§ What this task involves: Using the records that follow, copy every line containing the word "mallitehtävärunko".

>> START

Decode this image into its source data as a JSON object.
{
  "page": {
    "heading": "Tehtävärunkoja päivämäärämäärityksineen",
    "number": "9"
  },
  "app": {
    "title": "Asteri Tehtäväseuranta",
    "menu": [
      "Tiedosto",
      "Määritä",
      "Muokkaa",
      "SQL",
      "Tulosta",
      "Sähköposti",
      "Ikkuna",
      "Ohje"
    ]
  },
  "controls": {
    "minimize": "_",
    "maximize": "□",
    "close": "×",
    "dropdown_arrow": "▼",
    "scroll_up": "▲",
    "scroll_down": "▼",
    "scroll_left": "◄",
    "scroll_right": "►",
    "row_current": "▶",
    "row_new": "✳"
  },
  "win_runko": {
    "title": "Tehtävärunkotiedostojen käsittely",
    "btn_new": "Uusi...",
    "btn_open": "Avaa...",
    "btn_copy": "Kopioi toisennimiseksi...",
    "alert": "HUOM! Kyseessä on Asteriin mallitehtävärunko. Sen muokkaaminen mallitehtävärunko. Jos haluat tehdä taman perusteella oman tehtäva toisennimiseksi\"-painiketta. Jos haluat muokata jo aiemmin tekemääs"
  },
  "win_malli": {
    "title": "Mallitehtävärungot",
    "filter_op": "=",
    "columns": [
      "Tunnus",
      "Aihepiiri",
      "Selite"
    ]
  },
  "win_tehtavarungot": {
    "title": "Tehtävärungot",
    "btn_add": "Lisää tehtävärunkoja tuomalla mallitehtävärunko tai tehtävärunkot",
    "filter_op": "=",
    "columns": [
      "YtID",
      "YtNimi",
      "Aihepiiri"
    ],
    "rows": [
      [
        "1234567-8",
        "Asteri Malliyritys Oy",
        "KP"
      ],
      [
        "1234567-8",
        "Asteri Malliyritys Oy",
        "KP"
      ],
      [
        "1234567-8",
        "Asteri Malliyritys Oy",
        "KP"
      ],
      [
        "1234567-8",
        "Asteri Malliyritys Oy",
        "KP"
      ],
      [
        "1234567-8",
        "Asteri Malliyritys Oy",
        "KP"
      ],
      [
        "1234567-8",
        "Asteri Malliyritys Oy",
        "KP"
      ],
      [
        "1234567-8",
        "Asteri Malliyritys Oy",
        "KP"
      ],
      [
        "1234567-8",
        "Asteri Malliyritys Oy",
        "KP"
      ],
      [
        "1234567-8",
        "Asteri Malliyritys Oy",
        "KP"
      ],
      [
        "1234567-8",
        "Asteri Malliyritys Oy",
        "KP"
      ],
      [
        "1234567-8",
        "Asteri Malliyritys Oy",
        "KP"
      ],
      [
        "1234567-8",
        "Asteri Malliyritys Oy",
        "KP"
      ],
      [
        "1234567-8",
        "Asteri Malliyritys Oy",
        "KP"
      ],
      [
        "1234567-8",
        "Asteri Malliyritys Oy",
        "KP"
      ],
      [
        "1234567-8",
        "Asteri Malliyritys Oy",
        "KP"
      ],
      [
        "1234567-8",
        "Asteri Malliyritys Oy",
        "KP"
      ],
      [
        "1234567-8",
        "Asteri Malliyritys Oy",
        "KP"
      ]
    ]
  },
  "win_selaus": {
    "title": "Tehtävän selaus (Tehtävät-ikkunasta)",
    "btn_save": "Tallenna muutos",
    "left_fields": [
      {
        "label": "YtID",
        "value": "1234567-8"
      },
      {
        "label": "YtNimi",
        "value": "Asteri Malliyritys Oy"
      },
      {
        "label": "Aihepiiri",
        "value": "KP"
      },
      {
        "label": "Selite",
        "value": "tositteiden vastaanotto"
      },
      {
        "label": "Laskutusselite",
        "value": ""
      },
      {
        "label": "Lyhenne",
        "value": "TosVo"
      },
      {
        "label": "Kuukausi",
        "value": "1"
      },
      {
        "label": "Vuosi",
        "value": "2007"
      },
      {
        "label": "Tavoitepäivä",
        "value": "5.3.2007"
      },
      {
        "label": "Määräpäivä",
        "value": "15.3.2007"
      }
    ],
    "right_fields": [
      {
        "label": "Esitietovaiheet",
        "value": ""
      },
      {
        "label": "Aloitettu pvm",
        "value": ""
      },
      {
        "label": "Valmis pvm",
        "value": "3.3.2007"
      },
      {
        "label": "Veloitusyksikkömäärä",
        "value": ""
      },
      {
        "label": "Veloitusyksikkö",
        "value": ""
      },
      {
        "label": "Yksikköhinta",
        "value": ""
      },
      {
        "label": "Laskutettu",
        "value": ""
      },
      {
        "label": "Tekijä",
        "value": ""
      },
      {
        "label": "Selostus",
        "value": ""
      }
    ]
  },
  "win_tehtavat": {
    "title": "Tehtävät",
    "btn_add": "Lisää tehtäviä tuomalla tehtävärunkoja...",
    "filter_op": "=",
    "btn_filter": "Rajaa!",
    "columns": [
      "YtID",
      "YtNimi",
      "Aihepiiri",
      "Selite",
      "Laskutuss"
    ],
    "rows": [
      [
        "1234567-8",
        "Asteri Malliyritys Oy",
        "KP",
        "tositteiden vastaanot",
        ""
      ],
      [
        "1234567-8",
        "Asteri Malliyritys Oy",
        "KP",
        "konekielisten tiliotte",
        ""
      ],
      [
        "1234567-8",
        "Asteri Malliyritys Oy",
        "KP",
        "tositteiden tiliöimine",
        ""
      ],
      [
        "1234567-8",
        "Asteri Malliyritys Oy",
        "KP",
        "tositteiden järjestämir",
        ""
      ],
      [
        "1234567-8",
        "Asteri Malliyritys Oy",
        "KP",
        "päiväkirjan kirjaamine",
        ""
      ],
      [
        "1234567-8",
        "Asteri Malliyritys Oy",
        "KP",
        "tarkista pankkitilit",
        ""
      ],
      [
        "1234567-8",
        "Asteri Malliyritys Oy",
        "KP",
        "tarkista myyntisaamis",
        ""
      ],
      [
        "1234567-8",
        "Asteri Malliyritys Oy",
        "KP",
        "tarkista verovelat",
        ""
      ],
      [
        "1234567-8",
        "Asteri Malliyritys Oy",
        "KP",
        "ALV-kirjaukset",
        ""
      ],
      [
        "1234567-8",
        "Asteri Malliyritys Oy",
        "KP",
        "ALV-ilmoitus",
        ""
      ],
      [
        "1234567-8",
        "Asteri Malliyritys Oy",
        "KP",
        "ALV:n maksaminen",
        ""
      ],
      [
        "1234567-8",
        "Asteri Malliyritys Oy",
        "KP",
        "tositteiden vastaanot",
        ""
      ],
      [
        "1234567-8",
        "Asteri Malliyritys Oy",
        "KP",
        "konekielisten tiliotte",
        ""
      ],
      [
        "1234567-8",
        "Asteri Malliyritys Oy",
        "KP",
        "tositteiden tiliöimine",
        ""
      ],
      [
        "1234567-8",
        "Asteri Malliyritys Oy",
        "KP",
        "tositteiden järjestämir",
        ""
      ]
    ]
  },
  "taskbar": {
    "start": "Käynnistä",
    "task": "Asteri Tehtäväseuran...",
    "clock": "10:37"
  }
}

>> END

§ Written answer:
    "alert": "HUOM! Kyseessä on Asteriin mallitehtävärunko. Sen muokkaaminen mallitehtävärunko. Jos haluat tehdä taman perusteella oman tehtäva toisennimiseksi\"-painiketta. Jos haluat muokata jo aiemmin tekemääs"
    "btn_add": "Lisää tehtävärunkoja tuomalla mallitehtävärunko tai tehtävärunkot",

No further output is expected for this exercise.